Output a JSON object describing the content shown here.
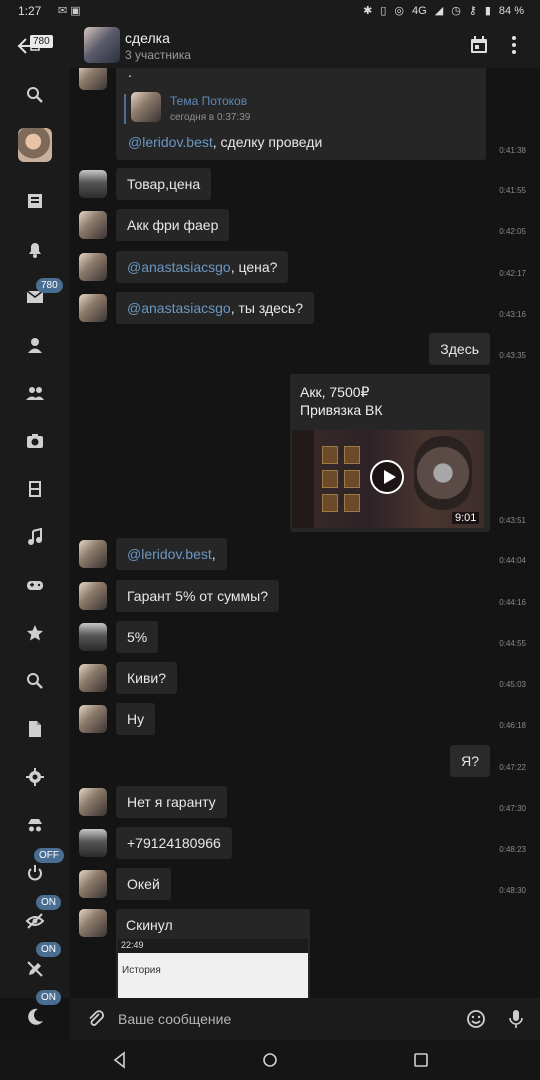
{
  "status_bar": {
    "time": "1:27",
    "network": "4G",
    "battery": "84 %"
  },
  "header": {
    "back_badge": "780",
    "title": "сделка",
    "subtitle": "3 участника"
  },
  "rail": {
    "mail_badge": "780",
    "toggles": [
      "OFF",
      "ON",
      "ON",
      "ON"
    ]
  },
  "messages": [
    {
      "type": "quote",
      "text_top": ".",
      "quoted_name": "Тема Потоков",
      "quoted_time": "сегодня в 0:37:39",
      "mention": "@leridov.best",
      "text": ", сделку проведи",
      "time": "0:41:38"
    },
    {
      "author": "b",
      "text": "Товар,цена",
      "time": "0:41:55"
    },
    {
      "author": "a",
      "text": "Акк фри фаер",
      "time": "0:42:05"
    },
    {
      "author": "a",
      "mention": "@anastasiacsgo",
      "text": ", цена?",
      "time": "0:42:17"
    },
    {
      "author": "a",
      "mention": "@anastasiacsgo",
      "text": ", ты здесь?",
      "time": "0:43:16"
    },
    {
      "author": "out",
      "text": "Здесь",
      "time": "0:43:35"
    },
    {
      "type": "media",
      "line1": "Акк, 7500₽",
      "line2": "Привязка ВК",
      "duration": "9:01",
      "time": "0:43:51"
    },
    {
      "author": "a",
      "mention": "@leridov.best",
      "text": ",",
      "time": "0:44:04"
    },
    {
      "author": "a",
      "text": "Гарант 5% от суммы?",
      "time": "0:44:16"
    },
    {
      "author": "b",
      "text": "5%",
      "time": "0:44:55"
    },
    {
      "author": "a",
      "text": "Киви?",
      "time": "0:45:03"
    },
    {
      "author": "a",
      "text": "Ну",
      "time": "0:46:18"
    },
    {
      "author": "out",
      "text": "Я?",
      "time": "0:47:22"
    },
    {
      "author": "a",
      "text": "Нет я гаранту",
      "time": "0:47:30"
    },
    {
      "author": "b",
      "text": "+79124180966",
      "time": "0:48:23"
    },
    {
      "author": "a",
      "text": "Окей",
      "time": "0:48:30"
    },
    {
      "type": "screenshot",
      "caption": "Скинул",
      "shot_time": "22:49",
      "shot_header": "История"
    }
  ],
  "input": {
    "placeholder": "Ваше сообщение"
  }
}
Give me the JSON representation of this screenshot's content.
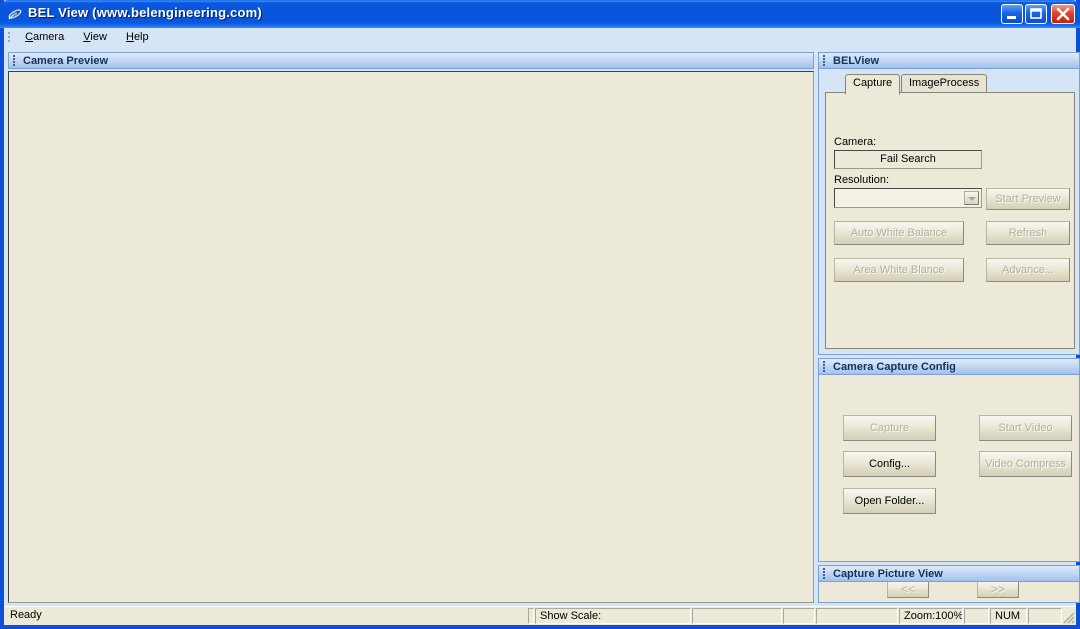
{
  "window": {
    "title": "BEL View (www.belengineering.com)",
    "icon": "app-icon",
    "buttons": {
      "minimize": "minimize-icon",
      "maximize": "maximize-icon",
      "close": "close-icon"
    }
  },
  "menubar": {
    "items": [
      {
        "label": "Camera",
        "accel": "C"
      },
      {
        "label": "View",
        "accel": "V"
      },
      {
        "label": "Help",
        "accel": "H"
      }
    ]
  },
  "preview_panel": {
    "title": "Camera Preview",
    "content": ""
  },
  "belview_panel": {
    "title": "BELView",
    "tabs": [
      {
        "label": "Capture",
        "active": true
      },
      {
        "label": "ImageProcess",
        "active": false
      }
    ],
    "camera_label": "Camera:",
    "camera_value": "Fail Search",
    "resolution_label": "Resolution:",
    "resolution_value": "",
    "buttons": [
      {
        "label": "Start Preview",
        "enabled": false
      },
      {
        "label": "Auto White Balance",
        "enabled": false
      },
      {
        "label": "Refresh",
        "enabled": false
      },
      {
        "label": "Area White Blance",
        "enabled": false
      },
      {
        "label": "Advance...",
        "enabled": false
      }
    ]
  },
  "capture_config_panel": {
    "title": "Camera Capture Config",
    "buttons": [
      {
        "label": "Capture",
        "enabled": false
      },
      {
        "label": "Start Video",
        "enabled": false
      },
      {
        "label": "Config...",
        "enabled": true
      },
      {
        "label": "Video Compress",
        "enabled": false
      },
      {
        "label": "Open Folder...",
        "enabled": true
      }
    ]
  },
  "capture_picture_view_panel": {
    "title": "Capture Picture View",
    "nav_prev": "<<",
    "nav_next": ">>"
  },
  "statusbar": {
    "ready": "Ready",
    "show_scale": "Show Scale:",
    "cell_a": "",
    "cell_b": "",
    "zoom": "Zoom:100%",
    "cell_c": "",
    "num": "NUM",
    "cell_d": ""
  },
  "colors": {
    "titlebar_blue": "#0854db",
    "panel_header_blue": "#a8c6ee",
    "face": "#ece9d8",
    "dialog_bg": "#d6e5f5",
    "close_red": "#e2402a"
  }
}
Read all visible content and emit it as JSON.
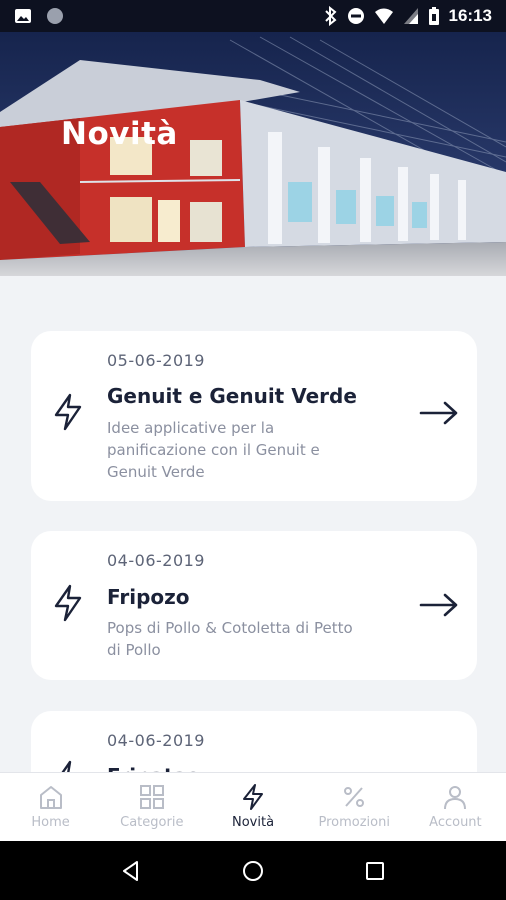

==========

• GOAL OF THE EXERCISE
Print all entries exactly. The images do not belong in the copy.

• SOLUTION
Output a JSON object describing the content shown here.
{
  "status_bar": {
    "time": "1:27",
    "network": "4G",
    "battery": "84 %"
  },
  "header": {
    "back_badge": "780",
    "title": "сделка",
    "subtitle": "3 участника"
  },
  "rail": {
    "mail_badge": "780",
    "toggles": [
      "OFF",
      "ON",
      "ON",
      "ON"
    ]
  },
  "messages": [
    {
      "type": "quote",
      "text_top": ".",
      "quoted_name": "Тема Потоков",
      "quoted_time": "сегодня в 0:37:39",
      "mention": "@leridov.best",
      "text": ", сделку проведи",
      "time": "0:41:38"
    },
    {
      "author": "b",
      "text": "Товар,цена",
      "time": "0:41:55"
    },
    {
      "author": "a",
      "text": "Акк фри фаер",
      "time": "0:42:05"
    },
    {
      "author": "a",
      "mention": "@anastasiacsgo",
      "text": ", цена?",
      "time": "0:42:17"
    },
    {
      "author": "a",
      "mention": "@anastasiacsgo",
      "text": ", ты здесь?",
      "time": "0:43:16"
    },
    {
      "author": "out",
      "text": "Здесь",
      "time": "0:43:35"
    },
    {
      "type": "media",
      "line1": "Акк, 7500₽",
      "line2": "Привязка ВК",
      "duration": "9:01",
      "time": "0:43:51"
    },
    {
      "author": "a",
      "mention": "@leridov.best",
      "text": ",",
      "time": "0:44:04"
    },
    {
      "author": "a",
      "text": "Гарант 5% от суммы?",
      "time": "0:44:16"
    },
    {
      "author": "b",
      "text": "5%",
      "time": "0:44:55"
    },
    {
      "author": "a",
      "text": "Киви?",
      "time": "0:45:03"
    },
    {
      "author": "a",
      "text": "Ну",
      "time": "0:46:18"
    },
    {
      "author": "out",
      "text": "Я?",
      "time": "0:47:22"
    },
    {
      "author": "a",
      "text": "Нет я гаранту",
      "time": "0:47:30"
    },
    {
      "author": "b",
      "text": "+79124180966",
      "time": "0:48:23"
    },
    {
      "author": "a",
      "text": "Окей",
      "time": "0:48:30"
    },
    {
      "type": "screenshot",
      "caption": "Скинул",
      "shot_time": "22:49",
      "shot_header": "История"
    }
  ],
  "input": {
    "placeholder": "Ваше сообщение"
  }
}
Give me the JSON representation of this screenshot's content.
{
  "window": {
    "title": "BEL View (www.belengineering.com)",
    "icon": "app-icon",
    "buttons": {
      "minimize": "minimize-icon",
      "maximize": "maximize-icon",
      "close": "close-icon"
    }
  },
  "menubar": {
    "items": [
      {
        "label": "Camera",
        "accel": "C"
      },
      {
        "label": "View",
        "accel": "V"
      },
      {
        "label": "Help",
        "accel": "H"
      }
    ]
  },
  "preview_panel": {
    "title": "Camera Preview",
    "content": ""
  },
  "belview_panel": {
    "title": "BELView",
    "tabs": [
      {
        "label": "Capture",
        "active": true
      },
      {
        "label": "ImageProcess",
        "active": false
      }
    ],
    "camera_label": "Camera:",
    "camera_value": "Fail Search",
    "resolution_label": "Resolution:",
    "resolution_value": "",
    "buttons": [
      {
        "label": "Start Preview",
        "enabled": false
      },
      {
        "label": "Auto White Balance",
        "enabled": false
      },
      {
        "label": "Refresh",
        "enabled": false
      },
      {
        "label": "Area White Blance",
        "enabled": false
      },
      {
        "label": "Advance...",
        "enabled": false
      }
    ]
  },
  "capture_config_panel": {
    "title": "Camera Capture Config",
    "buttons": [
      {
        "label": "Capture",
        "enabled": false
      },
      {
        "label": "Start Video",
        "enabled": false
      },
      {
        "label": "Config...",
        "enabled": true
      },
      {
        "label": "Video Compress",
        "enabled": false
      },
      {
        "label": "Open Folder...",
        "enabled": true
      }
    ]
  },
  "capture_picture_view_panel": {
    "title": "Capture Picture View",
    "nav_prev": "<<",
    "nav_next": ">>"
  },
  "statusbar": {
    "ready": "Ready",
    "show_scale": "Show Scale:",
    "cell_a": "",
    "cell_b": "",
    "zoom": "Zoom:100%",
    "cell_c": "",
    "num": "NUM",
    "cell_d": ""
  },
  "colors": {
    "titlebar_blue": "#0854db",
    "panel_header_blue": "#a8c6ee",
    "face": "#ece9d8",
    "dialog_bg": "#d6e5f5",
    "close_red": "#e2402a"
  }
}
Read all visible content and emit it as JSON.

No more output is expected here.